* REQUIREMENT
Compile every line that includes the word "ISIN".

* DATA SECTION

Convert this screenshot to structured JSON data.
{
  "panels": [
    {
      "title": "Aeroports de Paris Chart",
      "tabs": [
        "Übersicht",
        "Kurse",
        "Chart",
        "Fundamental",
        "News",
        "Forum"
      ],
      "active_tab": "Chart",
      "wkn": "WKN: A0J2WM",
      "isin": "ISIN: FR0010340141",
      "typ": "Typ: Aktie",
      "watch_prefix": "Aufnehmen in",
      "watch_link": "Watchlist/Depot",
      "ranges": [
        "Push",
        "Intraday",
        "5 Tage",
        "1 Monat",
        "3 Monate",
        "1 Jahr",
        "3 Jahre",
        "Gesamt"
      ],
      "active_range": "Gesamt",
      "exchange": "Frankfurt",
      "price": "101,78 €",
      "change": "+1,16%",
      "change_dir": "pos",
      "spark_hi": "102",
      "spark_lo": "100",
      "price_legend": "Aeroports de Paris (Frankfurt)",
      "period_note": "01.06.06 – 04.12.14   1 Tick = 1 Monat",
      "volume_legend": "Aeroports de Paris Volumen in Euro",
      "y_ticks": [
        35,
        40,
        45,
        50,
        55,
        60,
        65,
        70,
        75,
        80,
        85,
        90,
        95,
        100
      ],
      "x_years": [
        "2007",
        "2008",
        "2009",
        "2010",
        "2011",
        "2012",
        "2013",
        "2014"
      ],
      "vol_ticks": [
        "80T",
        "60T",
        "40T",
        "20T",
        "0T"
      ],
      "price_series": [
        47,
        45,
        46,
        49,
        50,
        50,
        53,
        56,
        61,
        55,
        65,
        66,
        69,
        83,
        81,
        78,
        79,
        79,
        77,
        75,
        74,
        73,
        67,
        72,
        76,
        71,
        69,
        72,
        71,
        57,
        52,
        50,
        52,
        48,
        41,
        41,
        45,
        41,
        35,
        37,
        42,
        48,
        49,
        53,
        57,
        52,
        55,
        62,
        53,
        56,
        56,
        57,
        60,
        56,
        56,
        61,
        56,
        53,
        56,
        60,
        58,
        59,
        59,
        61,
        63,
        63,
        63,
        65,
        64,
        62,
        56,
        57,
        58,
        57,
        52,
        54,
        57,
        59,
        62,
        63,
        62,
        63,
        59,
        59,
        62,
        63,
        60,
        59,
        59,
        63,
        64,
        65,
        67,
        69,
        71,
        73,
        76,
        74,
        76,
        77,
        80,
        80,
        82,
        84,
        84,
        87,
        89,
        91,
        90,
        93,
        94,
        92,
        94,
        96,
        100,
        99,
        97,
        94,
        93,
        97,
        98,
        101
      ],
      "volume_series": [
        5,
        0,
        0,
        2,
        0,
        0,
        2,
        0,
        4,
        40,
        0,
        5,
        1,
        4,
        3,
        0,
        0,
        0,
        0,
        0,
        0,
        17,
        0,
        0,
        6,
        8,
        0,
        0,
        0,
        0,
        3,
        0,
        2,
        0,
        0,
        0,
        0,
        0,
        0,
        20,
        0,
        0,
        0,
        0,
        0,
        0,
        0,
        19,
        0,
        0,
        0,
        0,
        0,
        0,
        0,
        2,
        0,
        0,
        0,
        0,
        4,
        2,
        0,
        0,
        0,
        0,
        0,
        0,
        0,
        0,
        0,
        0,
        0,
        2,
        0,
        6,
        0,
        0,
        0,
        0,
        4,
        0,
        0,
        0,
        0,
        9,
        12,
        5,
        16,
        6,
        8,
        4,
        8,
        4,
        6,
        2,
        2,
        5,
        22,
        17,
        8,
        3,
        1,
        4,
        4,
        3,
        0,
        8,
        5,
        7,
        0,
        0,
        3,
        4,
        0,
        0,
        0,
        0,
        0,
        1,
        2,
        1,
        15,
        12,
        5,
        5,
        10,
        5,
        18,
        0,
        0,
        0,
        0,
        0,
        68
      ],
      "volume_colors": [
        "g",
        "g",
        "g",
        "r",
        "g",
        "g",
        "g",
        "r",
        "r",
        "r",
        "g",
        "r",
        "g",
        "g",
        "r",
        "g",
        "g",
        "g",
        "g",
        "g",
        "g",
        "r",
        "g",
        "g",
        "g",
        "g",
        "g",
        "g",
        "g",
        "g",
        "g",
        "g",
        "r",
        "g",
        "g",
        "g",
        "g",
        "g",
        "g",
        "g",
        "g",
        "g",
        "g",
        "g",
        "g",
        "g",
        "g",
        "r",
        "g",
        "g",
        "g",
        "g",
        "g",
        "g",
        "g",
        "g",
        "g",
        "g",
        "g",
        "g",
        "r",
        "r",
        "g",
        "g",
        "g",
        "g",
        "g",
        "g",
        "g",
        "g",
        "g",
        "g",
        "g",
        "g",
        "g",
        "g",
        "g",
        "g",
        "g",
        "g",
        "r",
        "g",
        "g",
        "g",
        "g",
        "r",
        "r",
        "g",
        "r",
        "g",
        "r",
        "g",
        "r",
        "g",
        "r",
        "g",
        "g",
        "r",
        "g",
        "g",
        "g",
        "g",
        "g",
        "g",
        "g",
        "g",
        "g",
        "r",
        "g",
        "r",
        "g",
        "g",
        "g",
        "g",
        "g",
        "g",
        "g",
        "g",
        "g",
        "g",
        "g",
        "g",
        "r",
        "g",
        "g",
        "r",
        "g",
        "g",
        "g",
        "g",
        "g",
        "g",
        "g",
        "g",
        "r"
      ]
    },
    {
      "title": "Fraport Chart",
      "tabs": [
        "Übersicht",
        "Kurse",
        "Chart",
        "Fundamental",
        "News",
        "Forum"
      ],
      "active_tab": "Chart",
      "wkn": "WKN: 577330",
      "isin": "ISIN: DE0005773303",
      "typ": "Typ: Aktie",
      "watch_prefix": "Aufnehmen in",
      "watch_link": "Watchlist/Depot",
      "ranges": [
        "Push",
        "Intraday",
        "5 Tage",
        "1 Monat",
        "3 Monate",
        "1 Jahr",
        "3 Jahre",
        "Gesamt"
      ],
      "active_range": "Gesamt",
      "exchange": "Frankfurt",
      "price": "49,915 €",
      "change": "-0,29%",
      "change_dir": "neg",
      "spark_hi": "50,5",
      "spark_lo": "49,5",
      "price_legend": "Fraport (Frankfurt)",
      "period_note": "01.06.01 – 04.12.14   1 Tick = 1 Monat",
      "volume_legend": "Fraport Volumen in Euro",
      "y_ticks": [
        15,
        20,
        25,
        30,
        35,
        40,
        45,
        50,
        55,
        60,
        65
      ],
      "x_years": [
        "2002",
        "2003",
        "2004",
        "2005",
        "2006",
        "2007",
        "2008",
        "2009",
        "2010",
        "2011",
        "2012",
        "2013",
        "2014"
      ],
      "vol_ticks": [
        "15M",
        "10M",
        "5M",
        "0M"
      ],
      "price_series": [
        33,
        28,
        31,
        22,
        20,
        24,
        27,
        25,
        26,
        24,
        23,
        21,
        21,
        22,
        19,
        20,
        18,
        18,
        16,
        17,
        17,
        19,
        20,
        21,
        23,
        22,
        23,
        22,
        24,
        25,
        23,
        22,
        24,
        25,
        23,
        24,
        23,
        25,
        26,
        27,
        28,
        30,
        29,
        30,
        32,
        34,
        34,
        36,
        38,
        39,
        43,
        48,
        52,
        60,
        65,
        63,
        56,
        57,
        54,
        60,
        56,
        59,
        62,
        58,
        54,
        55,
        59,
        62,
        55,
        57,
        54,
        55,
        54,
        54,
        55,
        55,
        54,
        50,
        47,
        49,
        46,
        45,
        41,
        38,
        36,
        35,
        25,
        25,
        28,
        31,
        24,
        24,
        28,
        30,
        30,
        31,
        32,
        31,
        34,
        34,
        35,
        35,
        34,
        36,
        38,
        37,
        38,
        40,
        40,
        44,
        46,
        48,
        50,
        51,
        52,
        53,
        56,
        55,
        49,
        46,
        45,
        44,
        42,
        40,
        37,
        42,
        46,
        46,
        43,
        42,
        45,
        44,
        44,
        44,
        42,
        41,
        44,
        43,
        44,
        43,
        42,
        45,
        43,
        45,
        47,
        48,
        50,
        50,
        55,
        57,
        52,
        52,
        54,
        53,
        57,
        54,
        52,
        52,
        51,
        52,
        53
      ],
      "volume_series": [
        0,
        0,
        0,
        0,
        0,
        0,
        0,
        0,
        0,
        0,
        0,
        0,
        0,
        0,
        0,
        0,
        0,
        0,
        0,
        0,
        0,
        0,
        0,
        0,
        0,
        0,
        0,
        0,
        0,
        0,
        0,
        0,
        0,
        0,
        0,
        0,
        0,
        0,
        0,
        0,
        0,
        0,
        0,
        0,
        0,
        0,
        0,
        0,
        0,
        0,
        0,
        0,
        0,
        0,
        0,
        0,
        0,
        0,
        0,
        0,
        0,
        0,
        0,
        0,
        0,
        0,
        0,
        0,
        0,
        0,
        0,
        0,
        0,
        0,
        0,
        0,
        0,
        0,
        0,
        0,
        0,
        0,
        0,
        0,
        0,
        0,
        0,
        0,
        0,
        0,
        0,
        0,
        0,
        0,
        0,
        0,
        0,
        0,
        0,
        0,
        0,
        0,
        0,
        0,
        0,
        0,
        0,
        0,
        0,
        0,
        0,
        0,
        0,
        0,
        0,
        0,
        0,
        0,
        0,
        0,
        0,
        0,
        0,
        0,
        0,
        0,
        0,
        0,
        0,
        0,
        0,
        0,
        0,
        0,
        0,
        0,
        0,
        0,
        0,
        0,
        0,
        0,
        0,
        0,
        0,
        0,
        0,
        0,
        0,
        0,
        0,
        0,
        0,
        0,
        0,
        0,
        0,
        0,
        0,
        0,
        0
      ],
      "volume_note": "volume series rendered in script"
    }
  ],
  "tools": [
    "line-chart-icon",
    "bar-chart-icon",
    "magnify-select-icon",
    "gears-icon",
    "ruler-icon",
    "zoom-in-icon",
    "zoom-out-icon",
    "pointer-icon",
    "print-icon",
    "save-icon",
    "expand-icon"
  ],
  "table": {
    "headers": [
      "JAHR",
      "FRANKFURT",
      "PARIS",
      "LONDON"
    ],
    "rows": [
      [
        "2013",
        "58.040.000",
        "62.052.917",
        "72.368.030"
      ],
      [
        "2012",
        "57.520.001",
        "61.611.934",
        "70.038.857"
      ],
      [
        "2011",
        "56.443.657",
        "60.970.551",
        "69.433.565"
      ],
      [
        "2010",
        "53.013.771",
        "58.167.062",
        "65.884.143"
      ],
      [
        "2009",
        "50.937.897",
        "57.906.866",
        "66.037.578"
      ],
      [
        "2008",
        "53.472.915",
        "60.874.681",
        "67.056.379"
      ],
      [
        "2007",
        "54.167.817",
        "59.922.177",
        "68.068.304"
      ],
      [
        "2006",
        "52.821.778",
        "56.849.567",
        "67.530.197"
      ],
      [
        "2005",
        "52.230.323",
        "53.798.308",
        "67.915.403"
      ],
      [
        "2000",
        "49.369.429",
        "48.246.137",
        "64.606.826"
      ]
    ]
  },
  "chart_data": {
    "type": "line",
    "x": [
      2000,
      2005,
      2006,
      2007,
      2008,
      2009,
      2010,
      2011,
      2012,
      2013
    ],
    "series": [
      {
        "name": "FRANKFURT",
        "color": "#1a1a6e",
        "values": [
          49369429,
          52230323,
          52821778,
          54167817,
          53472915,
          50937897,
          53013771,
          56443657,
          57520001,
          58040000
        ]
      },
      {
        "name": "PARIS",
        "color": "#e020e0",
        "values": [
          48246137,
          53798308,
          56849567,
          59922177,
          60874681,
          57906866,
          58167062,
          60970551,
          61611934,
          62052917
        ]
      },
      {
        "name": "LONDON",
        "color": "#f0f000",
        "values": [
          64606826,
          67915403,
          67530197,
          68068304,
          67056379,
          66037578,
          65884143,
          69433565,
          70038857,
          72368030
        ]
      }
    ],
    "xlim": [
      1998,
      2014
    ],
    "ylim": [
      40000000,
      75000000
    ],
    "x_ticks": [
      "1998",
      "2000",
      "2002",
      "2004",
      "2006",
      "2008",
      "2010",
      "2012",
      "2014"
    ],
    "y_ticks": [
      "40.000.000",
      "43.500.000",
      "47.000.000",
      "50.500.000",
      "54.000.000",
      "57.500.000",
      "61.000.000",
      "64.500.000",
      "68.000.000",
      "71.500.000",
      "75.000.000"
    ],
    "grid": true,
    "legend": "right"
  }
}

* OUTPUT FOR THIS TASK
      "isin": "ISIN: FR0010340141",
      "isin": "ISIN: DE0005773303",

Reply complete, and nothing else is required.